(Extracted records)
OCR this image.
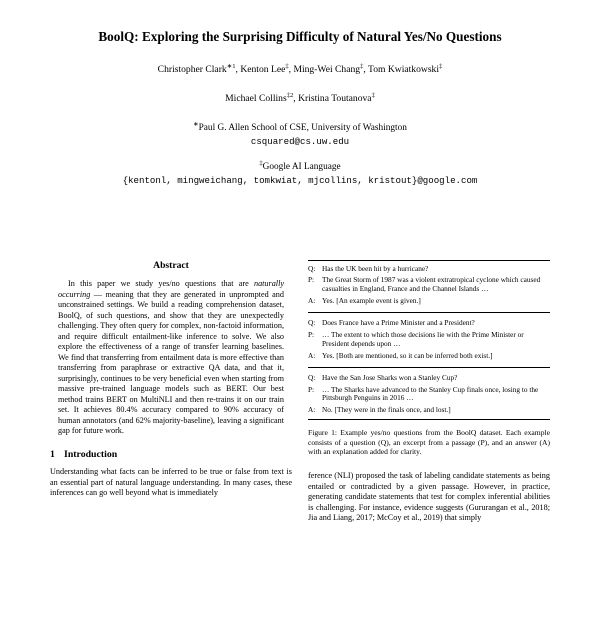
BoolQ: Exploring the Surprising Difficulty of Natural Yes/No Questions
Christopher Clark$^{∗1}$, Kenton Lee‡, Ming-Wei Chang‡, Tom Kwiatkowski‡
Michael Collins$^{\ddagger 2}$, Kristina Toutanova‡
∗Paul G. Allen School of CSE, University of Washington
csquared@cs.uw.edu
‡Google AI Language
{kentonl, mingweichang, tomkwiat, mjcollins, kristout}@google.com
Abstract

In this paper we study yes/no questions that are naturally occurring — meaning that they are generated in unprompted and unconstrained settings. We build a reading comprehension dataset, BoolQ, of such questions, and show that they are unexpectedly challenging. They often query for complex, non-factoid information, and require difficult entailment-like inference to solve. We also explore the effectiveness of a range of transfer learning baselines. We find that transferring from entailment data is more effective than transferring from paraphrase or extractive QA data, and that it, surprisingly, continues to be very beneficial even when starting from massive pre-trained language models such as BERT. Our best method trains BERT on MultiNLI and then re-trains it on our train set. It achieves 80.4% accuracy compared to 90% accuracy of human annotators (and 62% majority-baseline), leaving a significant gap for future work.

1 Introduction

Understanding what facts can be inferred to be true or false from text is an essential part of natural language understanding. In many cases, these inferences can go well beyond what is immediately

Q: Has the UK been hit by a hurricane?
P:	The Great Storm of 1987 was a violent extratropical cyclone which caused casualties in England, France and the Channel Islands …
A: Yes. [An example event is given.]
Q: Does France have a Prime Minister and a President?
P:	… The extent to which those decisions lie with the Prime Minister or President depends upon …
A: Yes. [Both are mentioned, so it can be inferred both exist.]
Q: Have the San Jose Sharks won a Stanley Cup?
P:	… The Sharks have advanced to the Stanley Cup finals once, losing to the Pittsburgh Penguins in 2016 …
A: No. [They were in the finals once, and lost.]
Figure 1: Example yes/no questions from the BoolQ dataset. Each example consists of a question (Q), an excerpt from a passage (P), and an answer (A) with an explanation added for clarity.
ference (NLI) proposed the task of labeling candidate statements as being entailed or contradicted by a given passage. However, in practice, generating candidate statements that test for complex inferential abilities is challenging. For instance, evidence suggests (Gururangan et al., 2018; Jia and Liang, 2017; McCoy et al., 2019) that simply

- WRITTEN TASK:
In the records above, locate each line with the word "finals". Copy all such lines.

- OUTPUT FOR THIS EXERCISE:
P:	… The Sharks have advanced to the Stanley Cup finals once, losing to the Pittsburgh Penguins in 2016 …
A: No. [They were in the finals once, and lost.]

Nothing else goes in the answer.